--- Start of Listed records ---

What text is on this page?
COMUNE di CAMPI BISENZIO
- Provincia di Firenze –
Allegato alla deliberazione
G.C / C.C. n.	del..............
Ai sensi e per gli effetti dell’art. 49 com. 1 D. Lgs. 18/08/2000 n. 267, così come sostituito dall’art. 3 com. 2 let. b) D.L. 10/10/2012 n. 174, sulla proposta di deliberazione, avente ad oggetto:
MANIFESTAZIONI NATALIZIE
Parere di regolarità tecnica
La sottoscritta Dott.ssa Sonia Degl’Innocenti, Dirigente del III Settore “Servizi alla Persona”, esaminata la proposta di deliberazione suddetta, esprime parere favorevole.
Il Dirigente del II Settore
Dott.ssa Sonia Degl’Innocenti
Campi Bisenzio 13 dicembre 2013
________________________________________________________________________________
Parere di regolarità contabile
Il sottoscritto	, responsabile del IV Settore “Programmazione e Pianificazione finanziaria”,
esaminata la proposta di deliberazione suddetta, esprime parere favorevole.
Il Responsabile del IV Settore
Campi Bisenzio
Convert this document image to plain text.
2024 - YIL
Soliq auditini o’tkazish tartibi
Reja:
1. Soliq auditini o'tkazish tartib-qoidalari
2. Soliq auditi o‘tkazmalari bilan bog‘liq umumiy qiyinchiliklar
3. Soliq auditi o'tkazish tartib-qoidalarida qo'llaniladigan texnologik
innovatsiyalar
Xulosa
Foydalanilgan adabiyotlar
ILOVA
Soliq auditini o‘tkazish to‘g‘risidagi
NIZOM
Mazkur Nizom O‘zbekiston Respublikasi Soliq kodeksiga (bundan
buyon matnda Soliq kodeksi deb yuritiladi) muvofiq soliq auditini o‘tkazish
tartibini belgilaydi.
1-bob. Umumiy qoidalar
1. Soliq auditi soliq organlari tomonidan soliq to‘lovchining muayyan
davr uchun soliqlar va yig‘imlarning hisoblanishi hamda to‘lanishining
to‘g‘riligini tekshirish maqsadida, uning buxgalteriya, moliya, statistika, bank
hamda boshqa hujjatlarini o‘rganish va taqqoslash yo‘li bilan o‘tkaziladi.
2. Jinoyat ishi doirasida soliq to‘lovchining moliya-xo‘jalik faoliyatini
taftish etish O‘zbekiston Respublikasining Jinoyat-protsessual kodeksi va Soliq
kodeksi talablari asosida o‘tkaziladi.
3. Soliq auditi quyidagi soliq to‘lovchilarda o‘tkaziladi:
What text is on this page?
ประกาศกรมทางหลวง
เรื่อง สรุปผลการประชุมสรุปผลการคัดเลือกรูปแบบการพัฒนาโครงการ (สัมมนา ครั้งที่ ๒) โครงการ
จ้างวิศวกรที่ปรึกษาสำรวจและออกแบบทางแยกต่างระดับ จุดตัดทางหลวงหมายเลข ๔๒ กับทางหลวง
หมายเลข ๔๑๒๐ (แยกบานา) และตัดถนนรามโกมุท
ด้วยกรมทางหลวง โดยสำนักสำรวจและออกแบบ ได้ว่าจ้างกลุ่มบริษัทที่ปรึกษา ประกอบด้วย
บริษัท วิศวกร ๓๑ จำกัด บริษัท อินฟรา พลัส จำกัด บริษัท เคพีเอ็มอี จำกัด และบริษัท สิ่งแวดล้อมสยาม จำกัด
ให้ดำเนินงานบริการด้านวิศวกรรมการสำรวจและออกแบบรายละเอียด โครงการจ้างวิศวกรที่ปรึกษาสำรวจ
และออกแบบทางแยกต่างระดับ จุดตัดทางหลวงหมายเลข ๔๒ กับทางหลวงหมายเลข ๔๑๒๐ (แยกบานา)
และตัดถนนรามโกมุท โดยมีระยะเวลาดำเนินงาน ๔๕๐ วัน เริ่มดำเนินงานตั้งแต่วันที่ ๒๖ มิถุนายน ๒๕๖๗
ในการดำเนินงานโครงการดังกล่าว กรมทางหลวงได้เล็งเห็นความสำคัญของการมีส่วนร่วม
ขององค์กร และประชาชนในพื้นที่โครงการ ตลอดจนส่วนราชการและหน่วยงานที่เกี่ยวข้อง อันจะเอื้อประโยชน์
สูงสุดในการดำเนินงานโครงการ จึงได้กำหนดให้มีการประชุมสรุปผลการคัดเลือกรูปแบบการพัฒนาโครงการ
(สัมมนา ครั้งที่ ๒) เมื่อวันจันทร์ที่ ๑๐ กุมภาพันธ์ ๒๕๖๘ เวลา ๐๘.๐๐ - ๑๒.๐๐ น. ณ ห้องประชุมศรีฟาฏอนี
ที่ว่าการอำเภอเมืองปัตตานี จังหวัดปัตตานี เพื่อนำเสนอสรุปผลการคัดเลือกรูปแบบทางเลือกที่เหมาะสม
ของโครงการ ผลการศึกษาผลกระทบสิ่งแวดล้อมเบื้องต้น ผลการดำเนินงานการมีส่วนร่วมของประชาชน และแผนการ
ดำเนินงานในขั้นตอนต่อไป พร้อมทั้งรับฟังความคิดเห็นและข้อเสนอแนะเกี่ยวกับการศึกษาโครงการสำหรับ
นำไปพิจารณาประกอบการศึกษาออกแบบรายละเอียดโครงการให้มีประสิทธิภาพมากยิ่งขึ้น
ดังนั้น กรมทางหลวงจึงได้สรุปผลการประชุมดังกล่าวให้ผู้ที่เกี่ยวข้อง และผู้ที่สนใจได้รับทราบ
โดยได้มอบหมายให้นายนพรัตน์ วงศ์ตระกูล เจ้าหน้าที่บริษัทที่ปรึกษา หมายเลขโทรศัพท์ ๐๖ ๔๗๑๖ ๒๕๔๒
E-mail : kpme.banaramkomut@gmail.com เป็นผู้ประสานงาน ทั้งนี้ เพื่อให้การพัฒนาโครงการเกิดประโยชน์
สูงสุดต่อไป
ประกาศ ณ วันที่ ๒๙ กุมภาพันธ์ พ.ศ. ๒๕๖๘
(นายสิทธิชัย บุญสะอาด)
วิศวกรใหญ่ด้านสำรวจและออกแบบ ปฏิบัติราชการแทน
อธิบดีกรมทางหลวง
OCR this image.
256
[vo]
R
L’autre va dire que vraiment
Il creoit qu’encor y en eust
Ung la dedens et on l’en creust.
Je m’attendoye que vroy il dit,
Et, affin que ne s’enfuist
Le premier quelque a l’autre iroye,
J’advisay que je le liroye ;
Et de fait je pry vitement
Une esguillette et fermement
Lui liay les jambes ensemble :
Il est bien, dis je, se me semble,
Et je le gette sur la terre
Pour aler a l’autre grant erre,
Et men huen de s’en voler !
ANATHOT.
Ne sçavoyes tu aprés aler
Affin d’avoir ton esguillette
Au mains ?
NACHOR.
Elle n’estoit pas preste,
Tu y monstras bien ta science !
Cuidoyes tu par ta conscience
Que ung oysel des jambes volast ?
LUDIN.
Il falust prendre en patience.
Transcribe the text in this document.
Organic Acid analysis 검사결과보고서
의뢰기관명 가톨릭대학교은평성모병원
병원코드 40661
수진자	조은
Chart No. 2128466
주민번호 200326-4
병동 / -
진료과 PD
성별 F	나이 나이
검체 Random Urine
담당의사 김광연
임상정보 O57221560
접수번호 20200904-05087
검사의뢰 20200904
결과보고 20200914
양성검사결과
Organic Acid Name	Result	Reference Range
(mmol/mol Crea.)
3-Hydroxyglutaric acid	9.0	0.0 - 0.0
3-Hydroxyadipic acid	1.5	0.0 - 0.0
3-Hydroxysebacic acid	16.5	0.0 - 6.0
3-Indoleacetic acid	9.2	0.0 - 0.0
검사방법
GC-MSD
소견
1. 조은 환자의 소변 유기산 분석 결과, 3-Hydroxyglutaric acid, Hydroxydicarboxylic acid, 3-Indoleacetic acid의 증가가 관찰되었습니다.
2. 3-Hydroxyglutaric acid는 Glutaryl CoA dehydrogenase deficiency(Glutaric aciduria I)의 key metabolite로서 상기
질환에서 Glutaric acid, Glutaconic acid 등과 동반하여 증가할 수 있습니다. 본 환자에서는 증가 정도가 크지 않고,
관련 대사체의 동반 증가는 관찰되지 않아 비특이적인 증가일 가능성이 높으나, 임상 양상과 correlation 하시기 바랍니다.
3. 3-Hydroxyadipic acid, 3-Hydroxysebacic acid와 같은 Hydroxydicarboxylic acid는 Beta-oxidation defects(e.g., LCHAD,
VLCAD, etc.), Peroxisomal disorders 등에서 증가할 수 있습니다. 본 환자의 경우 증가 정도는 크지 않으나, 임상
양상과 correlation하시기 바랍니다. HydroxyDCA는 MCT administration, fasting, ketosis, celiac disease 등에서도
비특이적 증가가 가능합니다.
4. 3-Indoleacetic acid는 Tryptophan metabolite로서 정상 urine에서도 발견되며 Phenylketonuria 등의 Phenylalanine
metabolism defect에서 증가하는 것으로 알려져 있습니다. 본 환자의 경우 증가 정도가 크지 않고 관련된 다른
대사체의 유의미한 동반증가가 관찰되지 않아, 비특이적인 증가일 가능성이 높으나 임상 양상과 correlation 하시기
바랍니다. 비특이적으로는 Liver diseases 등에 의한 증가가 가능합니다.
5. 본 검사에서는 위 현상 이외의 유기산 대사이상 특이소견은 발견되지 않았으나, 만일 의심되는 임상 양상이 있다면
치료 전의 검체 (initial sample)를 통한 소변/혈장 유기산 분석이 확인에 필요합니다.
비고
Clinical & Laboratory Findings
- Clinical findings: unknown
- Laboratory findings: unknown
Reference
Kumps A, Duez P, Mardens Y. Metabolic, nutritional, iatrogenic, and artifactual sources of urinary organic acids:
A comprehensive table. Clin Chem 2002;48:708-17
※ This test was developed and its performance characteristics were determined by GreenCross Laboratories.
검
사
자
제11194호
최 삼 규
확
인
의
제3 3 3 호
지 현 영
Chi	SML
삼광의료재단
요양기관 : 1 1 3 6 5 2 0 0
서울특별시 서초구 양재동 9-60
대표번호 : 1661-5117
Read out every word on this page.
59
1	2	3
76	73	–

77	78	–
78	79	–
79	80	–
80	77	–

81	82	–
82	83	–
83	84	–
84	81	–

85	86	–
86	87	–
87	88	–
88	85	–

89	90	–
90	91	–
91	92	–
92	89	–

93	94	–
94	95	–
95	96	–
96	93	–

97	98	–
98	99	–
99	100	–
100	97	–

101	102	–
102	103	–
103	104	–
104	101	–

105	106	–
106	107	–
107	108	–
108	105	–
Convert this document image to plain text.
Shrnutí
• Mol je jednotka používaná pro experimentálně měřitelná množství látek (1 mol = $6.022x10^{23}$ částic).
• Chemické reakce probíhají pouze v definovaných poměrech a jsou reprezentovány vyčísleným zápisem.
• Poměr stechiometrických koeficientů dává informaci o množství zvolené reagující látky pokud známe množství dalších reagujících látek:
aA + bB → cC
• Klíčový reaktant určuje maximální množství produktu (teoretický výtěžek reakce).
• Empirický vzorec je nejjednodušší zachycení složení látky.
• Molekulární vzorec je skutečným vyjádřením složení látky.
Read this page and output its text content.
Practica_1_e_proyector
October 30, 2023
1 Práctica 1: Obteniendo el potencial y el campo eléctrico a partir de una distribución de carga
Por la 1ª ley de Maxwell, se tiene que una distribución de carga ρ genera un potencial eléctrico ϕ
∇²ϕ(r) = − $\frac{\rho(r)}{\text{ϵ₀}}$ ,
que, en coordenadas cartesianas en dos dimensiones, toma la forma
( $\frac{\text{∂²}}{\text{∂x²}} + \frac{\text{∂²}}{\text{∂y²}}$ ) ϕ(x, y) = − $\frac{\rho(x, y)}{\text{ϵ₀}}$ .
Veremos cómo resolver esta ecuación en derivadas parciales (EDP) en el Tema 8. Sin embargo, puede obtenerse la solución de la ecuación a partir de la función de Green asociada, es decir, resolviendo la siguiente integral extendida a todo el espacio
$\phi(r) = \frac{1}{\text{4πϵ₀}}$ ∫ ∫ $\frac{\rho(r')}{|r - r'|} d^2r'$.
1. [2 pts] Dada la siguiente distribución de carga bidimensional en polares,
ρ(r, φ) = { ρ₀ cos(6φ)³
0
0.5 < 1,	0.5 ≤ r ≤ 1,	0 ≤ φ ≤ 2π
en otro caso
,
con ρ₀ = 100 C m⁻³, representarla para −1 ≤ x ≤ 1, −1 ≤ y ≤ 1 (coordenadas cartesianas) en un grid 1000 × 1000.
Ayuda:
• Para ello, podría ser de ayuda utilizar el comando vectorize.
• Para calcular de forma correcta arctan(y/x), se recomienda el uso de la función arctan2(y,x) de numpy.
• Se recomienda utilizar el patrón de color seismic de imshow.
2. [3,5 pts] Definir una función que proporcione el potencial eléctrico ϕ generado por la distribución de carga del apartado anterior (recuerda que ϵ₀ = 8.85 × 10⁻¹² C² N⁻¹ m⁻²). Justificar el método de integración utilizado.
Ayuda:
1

--- End of Listed records ---

(Directions for this task):
Identify and extract each line of the listing that contains "มมนา".

(Task answer):
เรื่อง สรุปผลการประชุมสรุปผลการคัดเลือกรูปแบบการพัฒนาโครงการ (สัมมนา ครั้งที่ ๒) โครงการ
(สัมมนา ครั้งที่ ๒) เมื่อวันจันทร์ที่ ๑๐ กุมภาพันธ์ ๒๕๖๘ เวลา ๐๘.๐๐ - ๑๒.๐๐ น. ณ ห้องประชุมศรีฟาฏอนี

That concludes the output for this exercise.